Data listing

※ ※ ※

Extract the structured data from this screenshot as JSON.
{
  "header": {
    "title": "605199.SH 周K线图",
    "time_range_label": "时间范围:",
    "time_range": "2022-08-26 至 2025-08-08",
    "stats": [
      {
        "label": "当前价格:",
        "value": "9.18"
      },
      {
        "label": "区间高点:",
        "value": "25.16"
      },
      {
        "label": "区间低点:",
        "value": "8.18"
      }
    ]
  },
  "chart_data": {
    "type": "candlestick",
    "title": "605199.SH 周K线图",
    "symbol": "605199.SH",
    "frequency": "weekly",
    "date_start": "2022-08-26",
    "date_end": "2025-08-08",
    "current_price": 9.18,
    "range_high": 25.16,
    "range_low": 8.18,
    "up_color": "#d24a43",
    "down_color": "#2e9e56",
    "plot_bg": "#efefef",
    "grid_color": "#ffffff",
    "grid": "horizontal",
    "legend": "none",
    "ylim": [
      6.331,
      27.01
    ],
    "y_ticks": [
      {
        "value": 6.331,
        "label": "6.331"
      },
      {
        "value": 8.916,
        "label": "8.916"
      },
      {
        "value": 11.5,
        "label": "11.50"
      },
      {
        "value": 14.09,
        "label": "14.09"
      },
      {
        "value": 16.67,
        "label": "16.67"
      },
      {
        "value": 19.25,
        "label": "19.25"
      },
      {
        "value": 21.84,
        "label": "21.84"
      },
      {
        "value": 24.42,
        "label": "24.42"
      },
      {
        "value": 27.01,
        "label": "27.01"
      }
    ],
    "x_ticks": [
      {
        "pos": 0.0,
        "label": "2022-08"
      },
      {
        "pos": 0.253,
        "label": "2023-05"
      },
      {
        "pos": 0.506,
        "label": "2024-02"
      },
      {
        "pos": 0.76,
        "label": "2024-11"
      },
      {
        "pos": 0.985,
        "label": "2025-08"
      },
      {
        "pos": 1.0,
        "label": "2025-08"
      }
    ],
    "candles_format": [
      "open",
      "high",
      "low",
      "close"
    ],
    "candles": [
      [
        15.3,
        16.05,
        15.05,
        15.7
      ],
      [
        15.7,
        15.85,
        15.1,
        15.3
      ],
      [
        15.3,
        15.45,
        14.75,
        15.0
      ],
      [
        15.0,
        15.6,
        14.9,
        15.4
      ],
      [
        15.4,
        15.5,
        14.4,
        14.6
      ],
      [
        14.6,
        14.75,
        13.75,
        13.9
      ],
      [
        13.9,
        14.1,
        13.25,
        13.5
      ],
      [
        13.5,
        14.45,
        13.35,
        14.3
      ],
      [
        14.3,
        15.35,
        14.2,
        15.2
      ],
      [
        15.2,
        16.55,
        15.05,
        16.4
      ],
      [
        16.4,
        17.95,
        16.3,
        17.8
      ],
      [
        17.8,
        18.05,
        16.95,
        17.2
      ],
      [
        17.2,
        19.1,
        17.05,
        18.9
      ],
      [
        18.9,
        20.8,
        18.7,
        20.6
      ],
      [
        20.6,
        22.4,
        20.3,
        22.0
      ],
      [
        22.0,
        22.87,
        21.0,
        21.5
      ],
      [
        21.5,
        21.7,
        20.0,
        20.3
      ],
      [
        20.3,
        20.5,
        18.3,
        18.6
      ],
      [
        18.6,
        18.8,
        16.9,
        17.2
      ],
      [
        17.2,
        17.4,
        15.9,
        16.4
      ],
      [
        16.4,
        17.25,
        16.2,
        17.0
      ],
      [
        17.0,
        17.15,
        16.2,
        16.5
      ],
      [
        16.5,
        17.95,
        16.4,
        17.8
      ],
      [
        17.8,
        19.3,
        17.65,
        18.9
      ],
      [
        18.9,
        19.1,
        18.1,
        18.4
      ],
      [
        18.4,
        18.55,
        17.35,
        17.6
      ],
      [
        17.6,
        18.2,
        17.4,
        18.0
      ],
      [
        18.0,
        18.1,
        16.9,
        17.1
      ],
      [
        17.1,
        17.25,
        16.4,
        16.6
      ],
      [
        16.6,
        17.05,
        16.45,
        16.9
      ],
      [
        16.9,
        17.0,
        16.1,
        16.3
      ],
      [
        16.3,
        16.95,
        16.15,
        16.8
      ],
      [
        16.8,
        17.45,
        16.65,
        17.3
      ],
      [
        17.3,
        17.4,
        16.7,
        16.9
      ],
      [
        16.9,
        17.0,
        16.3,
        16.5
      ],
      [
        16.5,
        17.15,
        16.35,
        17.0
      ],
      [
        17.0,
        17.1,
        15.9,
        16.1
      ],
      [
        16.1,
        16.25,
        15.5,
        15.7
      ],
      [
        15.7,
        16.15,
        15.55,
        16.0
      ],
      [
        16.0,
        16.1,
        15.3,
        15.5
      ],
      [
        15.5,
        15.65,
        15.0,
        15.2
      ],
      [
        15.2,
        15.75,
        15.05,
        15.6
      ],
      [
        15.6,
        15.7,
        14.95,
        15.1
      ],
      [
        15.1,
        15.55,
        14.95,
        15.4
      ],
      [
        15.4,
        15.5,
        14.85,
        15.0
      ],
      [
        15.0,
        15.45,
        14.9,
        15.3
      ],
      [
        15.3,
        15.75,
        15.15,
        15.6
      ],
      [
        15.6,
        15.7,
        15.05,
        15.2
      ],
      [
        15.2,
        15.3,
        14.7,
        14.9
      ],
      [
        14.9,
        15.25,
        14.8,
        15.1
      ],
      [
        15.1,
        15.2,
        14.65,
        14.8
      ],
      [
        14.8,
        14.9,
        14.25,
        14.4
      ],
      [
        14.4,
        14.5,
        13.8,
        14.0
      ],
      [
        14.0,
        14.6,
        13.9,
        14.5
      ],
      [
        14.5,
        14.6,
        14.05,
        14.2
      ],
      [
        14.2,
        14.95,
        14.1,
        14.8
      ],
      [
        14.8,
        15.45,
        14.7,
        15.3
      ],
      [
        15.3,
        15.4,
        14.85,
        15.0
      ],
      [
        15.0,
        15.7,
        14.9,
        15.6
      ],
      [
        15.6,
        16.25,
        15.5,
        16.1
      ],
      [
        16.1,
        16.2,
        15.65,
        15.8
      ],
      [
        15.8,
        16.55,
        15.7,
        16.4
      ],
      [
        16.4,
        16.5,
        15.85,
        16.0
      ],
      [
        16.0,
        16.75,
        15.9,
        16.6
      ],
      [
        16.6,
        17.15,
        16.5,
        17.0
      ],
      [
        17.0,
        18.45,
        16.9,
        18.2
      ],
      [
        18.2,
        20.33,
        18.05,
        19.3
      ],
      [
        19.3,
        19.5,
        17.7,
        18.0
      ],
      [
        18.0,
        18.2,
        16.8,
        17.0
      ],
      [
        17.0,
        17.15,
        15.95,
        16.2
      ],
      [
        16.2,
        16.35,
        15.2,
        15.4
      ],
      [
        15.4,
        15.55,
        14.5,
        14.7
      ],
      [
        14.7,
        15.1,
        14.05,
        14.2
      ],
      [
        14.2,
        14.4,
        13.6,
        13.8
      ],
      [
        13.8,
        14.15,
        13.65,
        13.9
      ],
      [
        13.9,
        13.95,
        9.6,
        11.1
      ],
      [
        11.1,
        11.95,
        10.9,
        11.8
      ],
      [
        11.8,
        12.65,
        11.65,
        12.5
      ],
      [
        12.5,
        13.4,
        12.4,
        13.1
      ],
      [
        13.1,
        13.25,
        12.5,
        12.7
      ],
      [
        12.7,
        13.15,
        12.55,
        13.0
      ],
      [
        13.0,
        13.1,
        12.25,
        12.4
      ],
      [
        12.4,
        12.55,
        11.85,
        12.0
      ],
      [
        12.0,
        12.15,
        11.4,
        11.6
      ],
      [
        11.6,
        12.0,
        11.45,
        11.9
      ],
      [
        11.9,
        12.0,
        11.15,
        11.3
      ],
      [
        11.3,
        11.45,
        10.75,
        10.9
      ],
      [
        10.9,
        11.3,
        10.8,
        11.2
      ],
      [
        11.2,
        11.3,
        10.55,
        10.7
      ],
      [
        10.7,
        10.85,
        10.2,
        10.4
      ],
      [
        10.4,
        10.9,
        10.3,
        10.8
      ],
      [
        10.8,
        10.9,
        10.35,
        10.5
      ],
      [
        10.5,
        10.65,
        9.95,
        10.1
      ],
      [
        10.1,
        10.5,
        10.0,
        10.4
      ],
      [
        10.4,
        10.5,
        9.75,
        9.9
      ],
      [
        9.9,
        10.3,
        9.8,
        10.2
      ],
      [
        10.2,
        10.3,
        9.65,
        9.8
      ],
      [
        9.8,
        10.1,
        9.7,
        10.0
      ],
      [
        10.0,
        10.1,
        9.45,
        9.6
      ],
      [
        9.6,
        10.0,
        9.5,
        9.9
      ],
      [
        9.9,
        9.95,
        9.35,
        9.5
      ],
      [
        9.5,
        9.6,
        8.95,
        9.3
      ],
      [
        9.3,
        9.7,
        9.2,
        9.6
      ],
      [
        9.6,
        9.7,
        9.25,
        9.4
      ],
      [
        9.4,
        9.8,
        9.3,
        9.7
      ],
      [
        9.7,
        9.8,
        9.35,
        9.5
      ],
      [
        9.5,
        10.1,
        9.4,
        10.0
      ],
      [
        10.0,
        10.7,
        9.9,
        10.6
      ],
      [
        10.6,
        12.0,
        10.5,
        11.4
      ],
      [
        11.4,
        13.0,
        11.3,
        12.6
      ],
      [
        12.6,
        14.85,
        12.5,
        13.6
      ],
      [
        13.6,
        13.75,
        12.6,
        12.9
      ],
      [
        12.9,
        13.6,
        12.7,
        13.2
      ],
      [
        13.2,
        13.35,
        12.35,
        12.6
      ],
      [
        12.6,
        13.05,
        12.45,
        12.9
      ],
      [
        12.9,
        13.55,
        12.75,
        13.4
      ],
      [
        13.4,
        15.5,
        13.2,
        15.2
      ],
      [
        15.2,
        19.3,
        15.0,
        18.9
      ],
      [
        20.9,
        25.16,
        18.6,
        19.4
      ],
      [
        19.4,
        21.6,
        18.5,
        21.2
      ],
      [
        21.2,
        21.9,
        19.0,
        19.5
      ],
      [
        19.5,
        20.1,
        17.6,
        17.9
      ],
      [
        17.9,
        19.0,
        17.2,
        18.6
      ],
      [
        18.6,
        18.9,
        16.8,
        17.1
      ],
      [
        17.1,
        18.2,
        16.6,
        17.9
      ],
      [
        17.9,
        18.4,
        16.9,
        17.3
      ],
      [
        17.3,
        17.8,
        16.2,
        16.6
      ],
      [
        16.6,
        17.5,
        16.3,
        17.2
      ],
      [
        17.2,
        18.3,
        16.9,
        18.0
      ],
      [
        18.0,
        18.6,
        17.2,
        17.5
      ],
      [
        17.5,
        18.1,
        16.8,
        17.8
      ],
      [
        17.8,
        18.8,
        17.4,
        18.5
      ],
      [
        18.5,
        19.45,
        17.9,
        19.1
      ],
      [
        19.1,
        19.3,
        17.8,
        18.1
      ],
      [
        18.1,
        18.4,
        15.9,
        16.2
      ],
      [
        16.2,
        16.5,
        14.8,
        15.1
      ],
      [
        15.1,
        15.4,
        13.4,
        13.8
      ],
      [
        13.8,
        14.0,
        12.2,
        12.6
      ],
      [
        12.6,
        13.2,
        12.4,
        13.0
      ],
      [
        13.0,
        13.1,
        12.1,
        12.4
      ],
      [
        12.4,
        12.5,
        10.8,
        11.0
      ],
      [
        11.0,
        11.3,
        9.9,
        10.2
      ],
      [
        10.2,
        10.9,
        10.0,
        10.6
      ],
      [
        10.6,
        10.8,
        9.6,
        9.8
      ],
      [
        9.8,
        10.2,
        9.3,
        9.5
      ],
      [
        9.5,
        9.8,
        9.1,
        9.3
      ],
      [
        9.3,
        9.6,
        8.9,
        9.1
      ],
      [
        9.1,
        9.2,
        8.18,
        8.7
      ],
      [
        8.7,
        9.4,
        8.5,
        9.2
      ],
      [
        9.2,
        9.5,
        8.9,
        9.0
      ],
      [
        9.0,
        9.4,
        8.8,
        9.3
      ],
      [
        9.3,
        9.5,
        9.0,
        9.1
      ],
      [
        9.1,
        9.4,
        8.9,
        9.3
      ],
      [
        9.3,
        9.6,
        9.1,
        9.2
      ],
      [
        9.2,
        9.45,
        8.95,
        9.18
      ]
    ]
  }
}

※ ※ ※

Task objective »
Lines of the listing that contain the word "value" are to be counted; report only their number.

Result for this task »
12